_Exercise details_: Write out the entries again exactly as they are given.

— Start Provided information —

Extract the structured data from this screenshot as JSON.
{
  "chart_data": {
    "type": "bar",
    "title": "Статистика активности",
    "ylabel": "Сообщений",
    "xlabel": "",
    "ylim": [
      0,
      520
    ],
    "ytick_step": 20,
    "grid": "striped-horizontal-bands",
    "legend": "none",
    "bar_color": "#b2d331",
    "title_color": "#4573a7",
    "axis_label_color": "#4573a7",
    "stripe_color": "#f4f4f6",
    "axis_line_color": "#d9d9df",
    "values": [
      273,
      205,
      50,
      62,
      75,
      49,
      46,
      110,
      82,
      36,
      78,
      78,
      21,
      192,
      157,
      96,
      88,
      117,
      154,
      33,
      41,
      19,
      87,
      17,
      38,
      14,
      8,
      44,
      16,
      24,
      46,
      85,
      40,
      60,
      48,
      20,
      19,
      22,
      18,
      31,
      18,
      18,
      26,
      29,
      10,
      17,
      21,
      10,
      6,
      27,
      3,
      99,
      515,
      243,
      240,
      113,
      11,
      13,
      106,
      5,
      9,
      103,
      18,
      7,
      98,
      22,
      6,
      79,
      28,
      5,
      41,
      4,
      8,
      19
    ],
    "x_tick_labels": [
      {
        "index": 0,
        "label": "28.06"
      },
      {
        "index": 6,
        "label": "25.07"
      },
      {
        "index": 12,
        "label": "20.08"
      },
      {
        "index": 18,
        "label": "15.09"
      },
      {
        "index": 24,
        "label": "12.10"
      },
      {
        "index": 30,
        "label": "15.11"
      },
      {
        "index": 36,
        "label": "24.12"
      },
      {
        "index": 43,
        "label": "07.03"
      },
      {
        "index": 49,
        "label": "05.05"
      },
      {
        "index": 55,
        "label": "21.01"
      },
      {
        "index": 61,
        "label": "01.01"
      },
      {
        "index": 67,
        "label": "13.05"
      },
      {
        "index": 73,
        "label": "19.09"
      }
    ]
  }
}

— End Provided information —

_Written response_:
Extract the structured data from this screenshot as JSON.
{
  "chart_data": {
    "type": "bar",
    "title": "Статистика активности",
    "ylabel": "Сообщений",
    "xlabel": "",
    "ylim": [
      0,
      520
    ],
    "ytick_step": 20,
    "grid": "striped-horizontal-bands",
    "legend": "none",
    "bar_color": "#b2d331",
    "title_color": "#4573a7",
    "axis_label_color": "#4573a7",
    "stripe_color": "#f4f4f6",
    "axis_line_color": "#d9d9df",
    "values": [
      273,
      205,
      50,
      62,
      75,
      49,
      46,
      110,
      82,
      36,
      78,
      78,
      21,
      192,
      157,
      96,
      88,
      117,
      154,
      33,
      41,
      19,
      87,
      17,
      38,
      14,
      8,
      44,
      16,
      24,
      46,
      85,
      40,
      60,
      48,
      20,
      19,
      22,
      18,
      31,
      18,
      18,
      26,
      29,
      10,
      17,
      21,
      10,
      6,
      27,
      3,
      99,
      515,
      243,
      240,
      113,
      11,
      13,
      106,
      5,
      9,
      103,
      18,
      7,
      98,
      22,
      6,
      79,
      28,
      5,
      41,
      4,
      8,
      19
    ],
    "x_tick_labels": [
      {
        "index": 0,
        "label": "28.06"
      },
      {
        "index": 6,
        "label": "25.07"
      },
      {
        "index": 12,
        "label": "20.08"
      },
      {
        "index": 18,
        "label": "15.09"
      },
      {
        "index": 24,
        "label": "12.10"
      },
      {
        "index": 30,
        "label": "15.11"
      },
      {
        "index": 36,
        "label": "24.12"
      },
      {
        "index": 43,
        "label": "07.03"
      },
      {
        "index": 49,
        "label": "05.05"
      },
      {
        "index": 55,
        "label": "21.01"
      },
      {
        "index": 61,
        "label": "01.01"
      },
      {
        "index": 67,
        "label": "13.05"
      },
      {
        "index": 73,
        "label": "19.09"
      }
    ]
  }
}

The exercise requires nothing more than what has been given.